Testo:
____________
Tutti contro il presidente dell’Unione dei musulmani in Italia: «Così attizza il conflitto sociale». L’imam di Carmagnola, simpatizzante di Bin Laden: «Offendere la fede di un miliardo di persone è un errore»

I musulmani: «Usa l’Islam per farsi pubblicità»

La reazione di società civile e religiosi: «E’ un provocatore». Afef: «Il segno del cristianesimo va rispettato»

ROMA - Se perfino Abdulkadir Fadlallah Mamour, il contestatissimo imam di Carmagnola simpatizzante di Osama bin Laden gli volta le spalle, vuol dire che Adel Smith è veramente isolato in seno alle comunità musulmane. Una ventina di intervistati, un’altra cinquantina che hanno risposto alla domanda secca «Siete o no favorevoli alla rimozione del crocifisso dai luoghi pubblici?»: non un solo responso favorevole al presidente della sedicente «Unione dei musulmani d’Italia». Il popolo di Allah nel nostro Paese è decisamente per la salvaguardia del simbolo della cristianità. Imam di moschee, semplici praticanti, laici, personaggi noti e anonimi: la condanna di Smith è unanime. Cambiano le sfumature. C’è chi esprime un dissenso totale e chi invece sottolinea le ragioni di opportunità. C’è chi si identifica nelle posizioni della maggioranza degli italiani e chi invece esalta le differenze sia rispetto al radicalismo islamico sia rispetto al laicismo italiano. «Il fratello Smith sbaglia. Non c’è nessun hadis (detto o fatto attribuito al profeta Mohammad, Maometto) che dice che bisogna togliere il crocifisso - spiega il battagliero imam di Carmagnola (in realtà la sua moschea è chiusa) -. Il Corano recita: non insultate il loro Dio. Offendere la religione di oltre un miliardo di persone è un errore. L’Italia è un Paese cristiano e ha nel crocifisso il proprio simbolo. Smith sta sfruttando l’Islam per provocare un conflitto sociale».
____________
Dati di origine

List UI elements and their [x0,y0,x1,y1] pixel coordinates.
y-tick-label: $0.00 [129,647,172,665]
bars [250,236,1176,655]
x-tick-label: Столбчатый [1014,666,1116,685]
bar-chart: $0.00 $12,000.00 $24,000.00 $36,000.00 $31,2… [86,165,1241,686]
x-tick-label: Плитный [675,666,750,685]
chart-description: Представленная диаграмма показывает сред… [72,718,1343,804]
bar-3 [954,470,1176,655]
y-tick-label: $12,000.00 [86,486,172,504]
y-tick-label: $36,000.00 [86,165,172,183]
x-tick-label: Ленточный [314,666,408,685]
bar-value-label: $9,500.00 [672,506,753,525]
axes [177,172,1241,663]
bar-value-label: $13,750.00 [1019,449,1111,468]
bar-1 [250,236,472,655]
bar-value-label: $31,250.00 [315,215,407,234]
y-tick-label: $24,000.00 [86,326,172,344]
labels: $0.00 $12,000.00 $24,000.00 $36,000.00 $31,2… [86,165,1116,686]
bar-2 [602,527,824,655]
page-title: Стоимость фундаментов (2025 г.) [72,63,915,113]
____________
Cose da fare:
1. Nel testo sulle reazioni ad Adel Smith, per quali motivi l'imam di Carmagnola sostiene che Smith sbagli? Rispondi in una-tre frasi.
2. Puoi esprimere tutti i record come tabella Markdown, con le colonne «N.» e «Riga» e senza le righe vuote?

Risposte per attività:
1. Secondo l'imam, nessun hadis dice che bisogna togliere il crocifisso e il Corano prescrive di non insultare il loro Dio. Offendere la religione di oltre un miliardo di persone è un errore. Inoltre l'Italia è un Paese cristiano che ha nel crocifisso il proprio simbolo.

2.
| N. | Riga |
|---|---|
| 1 | List UI elements and their [x0,y0,x1,y1] pixel coordinates. |
| 2 | y-tick-label: $0.00 [129,647,172,665] |
| 3 | bars [250,236,1176,655] |
| 4 | x-tick-label: Столбчатый [1014,666,1116,685] |
| 5 | bar-chart: $0.00 $12,000.00 $24,000.00 $36,000.00 $31,2… [86,165,1241,686] |
| 6 | x-tick-label: Плитный [675,666,750,685] |
| 7 | chart-description: Представленная диаграмма показывает сред… [72,718,1343,804] |
| 8 | bar-3 [954,470,1176,655] |
| 9 | y-tick-label: $12,000.00 [86,486,172,504] |
| 10 | y-tick-label: $36,000.00 [86,165,172,183] |
| 11 | x-tick-label: Ленточный [314,666,408,685] |
| 12 | bar-value-label: $9,500.00 [672,506,753,525] |
| 13 | axes [177,172,1241,663] |
| 14 | bar-value-label: $13,750.00 [1019,449,1111,468] |
| 15 | bar-1 [250,236,472,655] |
| 16 | bar-value-label: $31,250.00 [315,215,407,234] |
| 17 | y-tick-label: $24,000.00 [86,326,172,344] |
| 18 | labels: $0.00 $12,000.00 $24,000.00 $36,000.00 $31,2… [86,165,1116,686] |
| 19 | bar-2 [602,527,824,655] |
| 20 | page-title: Стоимость фундаментов (2025 г.) [72,63,915,113] |